** WRITTEN INSTRUCTION **
For each of the following statements, answer yes or no as to whether it agrees with the passage on cost of sales and operating expenses, and quote the deciding words of the passage: 1. Cost of sales as a percentage of gross sales was lower for the nine months ended November 30, 2007 than for the nine months ended November 30, 2006. 2. Inbound freight charges are counted in operating and selling expenses. 3. Operating and selling costs include expenses of the Publishing Division.

** GIVEN PASSAGE **

==================================================

Cost of sales decreased 4.8% for the nine months ended November 30, 2007 when compared with the nine months ended November 30, 2006, due in part to the decrease in sales for the period.  Cost of sales as a percentage of gross sales was 26.6% for the nine months ended November 30, 2007 and for the nine months ended November 30, 2006 was 27.1%.  Cost of sales is the inventory cost of the product sold, which includes the cost of the product itself and inbound freight charges.  Purchasing and receiving costs, inspection costs, warehousing costs, and other costs of our distribution network are included in operating and selling expenses.  These costs totaled $838,600 in the nine months ended November 30, 2007 and $833,500 in the nine months ended November 30, 2006.  Readers should be cautious when comparing our gross margins with the gross margins of other companies, since some companies include the costs of their distribution networks in cost of sales.

 

In addition to costs associated with our distribution network (noted above), operating and selling costs include expenses of the Publishing Division, the UBAH Division and the order entry and customer service functions.  Operating and selling expenses as a percentage of gross sales were 17.8% for the nine months ended November 30, 2007 and 17.3% for the nine months ended November 30, 2006.

==================================================

** DATA EXCERPTS **
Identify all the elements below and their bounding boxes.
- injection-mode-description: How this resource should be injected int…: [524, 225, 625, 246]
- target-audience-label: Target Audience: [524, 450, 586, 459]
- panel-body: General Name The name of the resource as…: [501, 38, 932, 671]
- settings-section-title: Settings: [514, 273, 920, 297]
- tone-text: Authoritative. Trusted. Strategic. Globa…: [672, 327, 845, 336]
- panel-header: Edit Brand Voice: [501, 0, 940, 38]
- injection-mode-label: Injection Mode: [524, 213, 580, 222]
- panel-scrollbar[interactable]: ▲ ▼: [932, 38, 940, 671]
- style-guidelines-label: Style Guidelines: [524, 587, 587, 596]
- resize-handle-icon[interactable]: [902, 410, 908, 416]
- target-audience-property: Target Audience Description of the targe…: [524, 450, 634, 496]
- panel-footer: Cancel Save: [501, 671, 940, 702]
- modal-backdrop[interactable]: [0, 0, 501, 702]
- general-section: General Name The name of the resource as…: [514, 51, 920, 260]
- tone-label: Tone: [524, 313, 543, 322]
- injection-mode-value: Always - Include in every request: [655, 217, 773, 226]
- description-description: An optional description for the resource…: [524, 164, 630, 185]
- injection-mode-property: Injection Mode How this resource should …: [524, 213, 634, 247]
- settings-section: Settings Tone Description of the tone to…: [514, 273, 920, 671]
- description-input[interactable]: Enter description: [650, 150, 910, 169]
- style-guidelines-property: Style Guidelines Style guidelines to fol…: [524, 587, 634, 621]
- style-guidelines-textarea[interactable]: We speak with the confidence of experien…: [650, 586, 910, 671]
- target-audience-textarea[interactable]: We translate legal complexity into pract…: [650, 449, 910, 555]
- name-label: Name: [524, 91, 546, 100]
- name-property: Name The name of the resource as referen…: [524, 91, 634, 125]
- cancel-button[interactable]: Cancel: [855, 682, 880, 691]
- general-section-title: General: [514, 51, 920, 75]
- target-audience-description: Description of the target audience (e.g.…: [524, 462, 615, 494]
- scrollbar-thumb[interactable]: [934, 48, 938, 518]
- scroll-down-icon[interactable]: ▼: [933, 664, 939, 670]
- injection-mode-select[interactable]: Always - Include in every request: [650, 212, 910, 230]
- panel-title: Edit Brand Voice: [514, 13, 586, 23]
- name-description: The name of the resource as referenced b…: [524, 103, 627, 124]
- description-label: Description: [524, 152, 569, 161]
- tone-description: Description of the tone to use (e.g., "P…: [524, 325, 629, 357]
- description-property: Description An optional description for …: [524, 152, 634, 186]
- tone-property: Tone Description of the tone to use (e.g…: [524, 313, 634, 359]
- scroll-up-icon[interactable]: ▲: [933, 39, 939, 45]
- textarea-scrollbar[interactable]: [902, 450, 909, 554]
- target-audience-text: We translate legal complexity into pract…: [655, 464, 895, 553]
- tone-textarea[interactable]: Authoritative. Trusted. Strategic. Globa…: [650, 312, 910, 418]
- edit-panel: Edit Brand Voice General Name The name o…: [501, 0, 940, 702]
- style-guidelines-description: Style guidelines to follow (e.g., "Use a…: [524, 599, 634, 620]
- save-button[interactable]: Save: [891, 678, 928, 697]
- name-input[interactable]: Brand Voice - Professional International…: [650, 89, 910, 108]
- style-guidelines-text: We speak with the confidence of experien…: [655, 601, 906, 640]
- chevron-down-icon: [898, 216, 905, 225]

==================================================

** TASK RESPONSE **
1. Yes: "Cost of sales as a percentage of gross sales was 26.6% for the nine months ended November 30, 2007 and for the nine months ended November 30, 2006 was 27.1%."
2. No: "Cost of sales is the inventory cost of the product sold, which includes the cost of the product itself and inbound freight charges."
3. Yes: "operating and selling costs include expenses of the Publishing Division, the UBAH Division and the order entry and customer service functions."